Work instructions:
A) In the passage on willful ignorance, change "Cool Cash" to "Chill Out" and give the text from "One of the UK" to "grasp for some.".
B) Write what comes next in the passage on willful ignorance, starting after its last sentence.

Source:
Stunning examples of willful ignorance

I lived down the hall from someone who came rushing to my room one day to tell me that Bill Gates would give five hundred dollars to everyone who forwarded the email that she just forwarded me, and that I should open it right away and forwarded it. I told her that was an urban legend and it was impossible to track an email. She came back five minutes later and said she had received a follow-up email confirming that Microsoft was sending her five hundred dollars. :rolleyes:

One of the UK lottery scratchcards was withdrawn from shops recently because players could not understand whether they had won.

You could win on the Cool Cash game if you scratched away a window to reveal a temperature lower than the given figure, but negative numbers proved too much to grasp for some.

“On one of my cards it said that I had to find temperatures lower than -8,” one woman complained. “The numbers I uncovered were -6 and -7, so I thought I had won… I phoned Camelot and they fobbed me off with some story that -6 is higher - not lower - than -8 but I’m not having it.”

Material shown:
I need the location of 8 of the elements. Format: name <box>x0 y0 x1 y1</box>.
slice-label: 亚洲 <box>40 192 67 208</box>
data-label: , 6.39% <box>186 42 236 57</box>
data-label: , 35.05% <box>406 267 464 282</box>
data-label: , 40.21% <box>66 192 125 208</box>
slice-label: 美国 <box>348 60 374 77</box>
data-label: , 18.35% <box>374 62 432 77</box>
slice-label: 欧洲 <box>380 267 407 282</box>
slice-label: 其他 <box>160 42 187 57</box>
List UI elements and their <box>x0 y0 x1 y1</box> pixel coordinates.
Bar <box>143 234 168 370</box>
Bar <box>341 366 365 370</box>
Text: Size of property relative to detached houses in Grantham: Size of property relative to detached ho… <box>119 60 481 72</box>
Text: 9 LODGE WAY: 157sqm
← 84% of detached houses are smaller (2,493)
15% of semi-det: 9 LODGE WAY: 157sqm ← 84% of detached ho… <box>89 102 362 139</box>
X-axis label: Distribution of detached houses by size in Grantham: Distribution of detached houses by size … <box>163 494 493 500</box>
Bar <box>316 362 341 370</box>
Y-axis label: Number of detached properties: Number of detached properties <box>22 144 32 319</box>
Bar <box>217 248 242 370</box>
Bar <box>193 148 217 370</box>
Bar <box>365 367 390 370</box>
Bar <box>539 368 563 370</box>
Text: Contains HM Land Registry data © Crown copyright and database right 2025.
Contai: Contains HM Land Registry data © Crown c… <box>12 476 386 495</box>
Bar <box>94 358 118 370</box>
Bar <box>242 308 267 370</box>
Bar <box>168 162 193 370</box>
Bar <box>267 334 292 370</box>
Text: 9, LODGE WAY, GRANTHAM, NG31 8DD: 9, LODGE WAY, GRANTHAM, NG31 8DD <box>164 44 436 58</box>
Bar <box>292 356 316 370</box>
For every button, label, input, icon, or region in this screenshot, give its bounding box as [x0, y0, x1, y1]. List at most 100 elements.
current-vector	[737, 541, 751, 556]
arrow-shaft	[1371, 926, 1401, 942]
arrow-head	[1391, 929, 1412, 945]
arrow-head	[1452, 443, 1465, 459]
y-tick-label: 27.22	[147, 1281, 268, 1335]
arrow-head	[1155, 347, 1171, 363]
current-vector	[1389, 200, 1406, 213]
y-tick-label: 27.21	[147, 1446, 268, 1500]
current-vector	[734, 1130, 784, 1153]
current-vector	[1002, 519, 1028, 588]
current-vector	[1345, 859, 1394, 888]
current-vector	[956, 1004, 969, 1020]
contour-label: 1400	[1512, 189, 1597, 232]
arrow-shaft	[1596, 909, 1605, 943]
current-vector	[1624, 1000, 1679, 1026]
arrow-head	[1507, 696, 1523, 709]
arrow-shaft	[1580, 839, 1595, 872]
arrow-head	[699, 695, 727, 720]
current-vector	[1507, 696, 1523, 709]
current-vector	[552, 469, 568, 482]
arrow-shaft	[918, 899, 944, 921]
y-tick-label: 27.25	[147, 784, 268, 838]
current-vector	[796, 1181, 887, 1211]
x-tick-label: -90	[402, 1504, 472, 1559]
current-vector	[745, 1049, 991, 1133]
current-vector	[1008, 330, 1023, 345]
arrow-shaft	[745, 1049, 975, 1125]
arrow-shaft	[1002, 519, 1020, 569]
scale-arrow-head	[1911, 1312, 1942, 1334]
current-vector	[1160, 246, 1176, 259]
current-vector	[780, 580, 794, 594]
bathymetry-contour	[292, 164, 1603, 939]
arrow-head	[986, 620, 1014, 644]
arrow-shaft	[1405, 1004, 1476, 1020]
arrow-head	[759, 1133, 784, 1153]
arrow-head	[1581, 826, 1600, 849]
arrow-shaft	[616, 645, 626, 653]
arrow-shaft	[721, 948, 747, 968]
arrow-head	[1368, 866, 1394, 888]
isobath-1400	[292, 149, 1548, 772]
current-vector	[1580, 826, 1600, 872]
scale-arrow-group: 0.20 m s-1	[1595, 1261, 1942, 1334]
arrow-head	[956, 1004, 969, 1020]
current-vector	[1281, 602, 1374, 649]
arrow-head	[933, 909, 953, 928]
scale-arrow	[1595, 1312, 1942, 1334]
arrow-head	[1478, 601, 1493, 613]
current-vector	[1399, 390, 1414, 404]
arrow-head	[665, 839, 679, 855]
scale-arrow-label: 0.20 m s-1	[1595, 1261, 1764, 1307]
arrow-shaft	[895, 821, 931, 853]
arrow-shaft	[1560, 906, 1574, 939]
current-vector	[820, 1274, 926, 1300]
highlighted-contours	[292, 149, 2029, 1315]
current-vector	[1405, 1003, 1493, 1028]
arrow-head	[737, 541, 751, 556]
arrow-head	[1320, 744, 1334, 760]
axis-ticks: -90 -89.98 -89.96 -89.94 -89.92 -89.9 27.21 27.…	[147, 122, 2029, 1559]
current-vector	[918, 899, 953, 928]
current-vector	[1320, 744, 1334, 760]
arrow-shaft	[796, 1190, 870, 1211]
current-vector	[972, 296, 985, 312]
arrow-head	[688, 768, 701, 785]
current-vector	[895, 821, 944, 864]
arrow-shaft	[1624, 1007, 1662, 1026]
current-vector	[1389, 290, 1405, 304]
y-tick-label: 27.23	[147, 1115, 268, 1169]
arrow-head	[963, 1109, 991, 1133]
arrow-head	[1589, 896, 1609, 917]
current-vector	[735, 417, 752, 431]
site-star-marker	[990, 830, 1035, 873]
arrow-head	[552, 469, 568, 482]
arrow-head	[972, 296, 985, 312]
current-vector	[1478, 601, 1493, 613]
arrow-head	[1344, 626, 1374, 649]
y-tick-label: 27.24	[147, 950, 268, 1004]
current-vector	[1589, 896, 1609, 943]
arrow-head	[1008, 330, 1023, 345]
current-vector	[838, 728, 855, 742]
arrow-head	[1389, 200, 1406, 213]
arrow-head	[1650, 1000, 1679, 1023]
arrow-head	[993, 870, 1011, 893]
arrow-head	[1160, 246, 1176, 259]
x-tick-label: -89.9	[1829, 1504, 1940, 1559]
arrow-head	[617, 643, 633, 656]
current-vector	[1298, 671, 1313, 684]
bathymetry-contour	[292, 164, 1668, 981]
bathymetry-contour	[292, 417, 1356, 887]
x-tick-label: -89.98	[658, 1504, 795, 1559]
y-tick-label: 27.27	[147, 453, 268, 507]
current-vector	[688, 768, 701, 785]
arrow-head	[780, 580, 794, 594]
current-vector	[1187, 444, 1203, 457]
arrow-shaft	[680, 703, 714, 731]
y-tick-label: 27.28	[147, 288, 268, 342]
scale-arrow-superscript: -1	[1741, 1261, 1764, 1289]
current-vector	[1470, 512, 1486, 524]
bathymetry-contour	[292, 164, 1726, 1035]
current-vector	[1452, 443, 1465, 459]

Set of answers:
A)
One of the UK lottery scratchcards was withdrawn from shops recently because players could not understand whether they had won.

You could win on the Chill Out game if you scratched away a window to reveal a temperature lower than the given figure, but negative numbers proved too much to grasp for some.

B)
:smack:

Like some other posts in this thread, I’m not sure that’s so much “willful ignorance” as garden-grown “big stupidity”!

In that vein, I’ll post this:
Recently, hubby and I bought a trailer park in WV as an investment. The people who live in this trailer park are the kinds of people who give trailer parks their reputation! One of the residents is a guy we’ll call Larry, since that’s his name. Just to give you some idea of what kind of guy he is: His entire trailer is decorated in Dale Earnhardt, and when his daughter turns 13, she’s going to have to go live in foster care because he’s a convicted child sex offender and is not allowed to be around girls age 13-18! :eek:
Anyway, one of the draws of the trailer park (and not unusual in rural WV) is free natural gas. Well, last week, our property manager went into Larry’s trailer, and said it must have been over 100 degrees in there! So the manager asked him what was going on, and Larry said (thinking himself quite clever, no doubt!) “I don’t think that natural gas is gonna hold out all winter, so I’m usin’ as much of it as I can now!” :smack:

But is she the hen or the chicken?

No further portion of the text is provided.